→ **The request**
Give the number of lines that contain the string "Performance", and nothing else.
-------
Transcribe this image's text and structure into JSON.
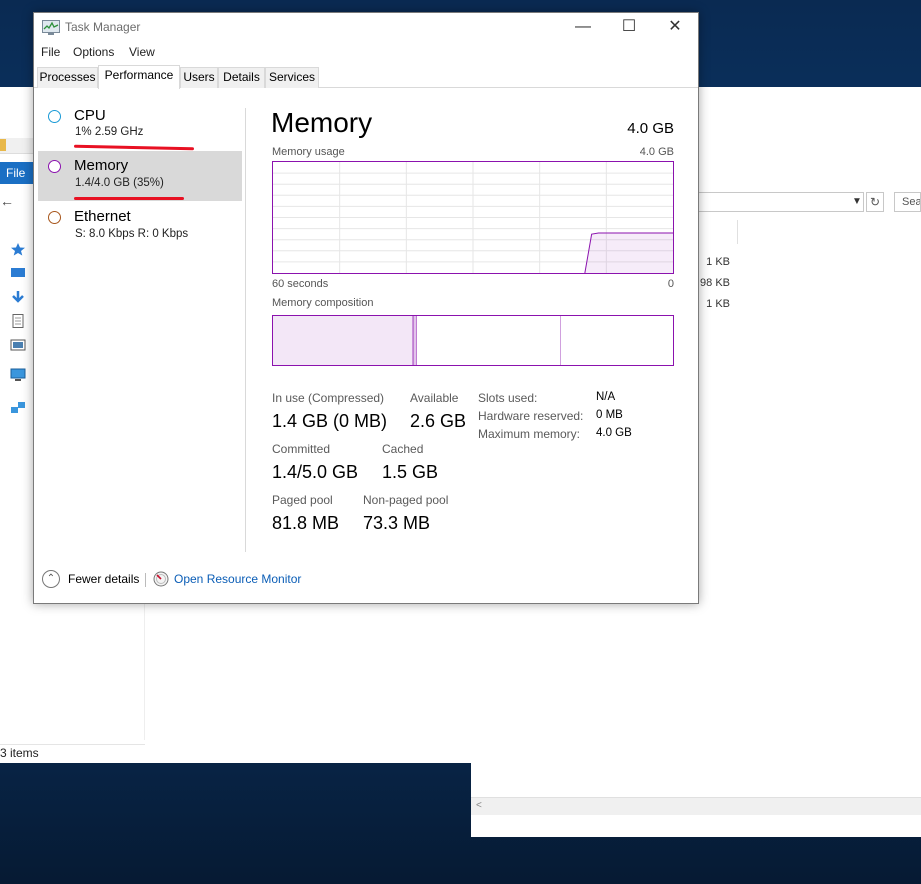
{
  "background": {
    "file_tab": "File",
    "search_placeholder": "Sea",
    "sizes": [
      "1 KB",
      "98 KB",
      "1 KB"
    ],
    "status": "3 items",
    "scroll_arrow": "<"
  },
  "window": {
    "title": "Task Manager",
    "menu": [
      "File",
      "Options",
      "View"
    ],
    "tabs": [
      "Processes",
      "Performance",
      "Users",
      "Details",
      "Services"
    ],
    "active_tab": "Performance"
  },
  "sidebar": {
    "items": [
      {
        "title": "CPU",
        "sub": "1%  2.59 GHz",
        "color": "#1a9ad6"
      },
      {
        "title": "Memory",
        "sub": "1.4/4.0 GB (35%)",
        "color": "#8b12ae"
      },
      {
        "title": "Ethernet",
        "sub": "S: 8.0 Kbps  R: 0 Kbps",
        "color": "#a7561c"
      }
    ],
    "selected": "Memory"
  },
  "memory": {
    "heading": "Memory",
    "total": "4.0 GB",
    "usage_label": "Memory usage",
    "usage_max": "4.0 GB",
    "time_left": "60 seconds",
    "time_right": "0",
    "composition_label": "Memory composition",
    "usage_history_fraction": [
      0,
      0,
      0,
      0,
      0,
      0,
      0,
      0,
      0,
      0,
      0,
      0,
      0,
      0,
      0,
      0,
      0,
      0,
      0,
      0,
      0,
      0,
      0,
      0,
      0,
      0,
      0,
      0,
      0,
      0,
      0,
      0,
      0,
      0,
      0,
      0,
      0,
      0,
      0,
      0,
      0,
      0,
      0,
      0,
      0,
      0,
      0,
      0.35,
      0.36,
      0.36,
      0.36,
      0.36,
      0.36,
      0.36,
      0.36,
      0.36,
      0.36,
      0.36,
      0.36,
      0.36
    ],
    "composition_fractions": {
      "in_use": 0.35,
      "modified": 0.01,
      "standby": 0.36,
      "free": 0.28
    },
    "stats": {
      "in_use_label": "In use (Compressed)",
      "in_use_value": "1.4 GB (0 MB)",
      "available_label": "Available",
      "available_value": "2.6 GB",
      "committed_label": "Committed",
      "committed_value": "1.4/5.0 GB",
      "cached_label": "Cached",
      "cached_value": "1.5 GB",
      "paged_label": "Paged pool",
      "paged_value": "81.8 MB",
      "nonpaged_label": "Non-paged pool",
      "nonpaged_value": "73.3 MB"
    },
    "hardware": {
      "slots_label": "Slots used:",
      "slots_value": "N/A",
      "reserved_label": "Hardware reserved:",
      "reserved_value": "0 MB",
      "max_label": "Maximum memory:",
      "max_value": "4.0 GB"
    }
  },
  "footer": {
    "fewer_details": "Fewer details",
    "resource_monitor": "Open Resource Monitor"
  },
  "colors": {
    "memory_accent": "#8b12ae",
    "annotation_red": "#e81123",
    "link_blue": "#0a5db6"
  }
}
-------
→ **Exercise output**
2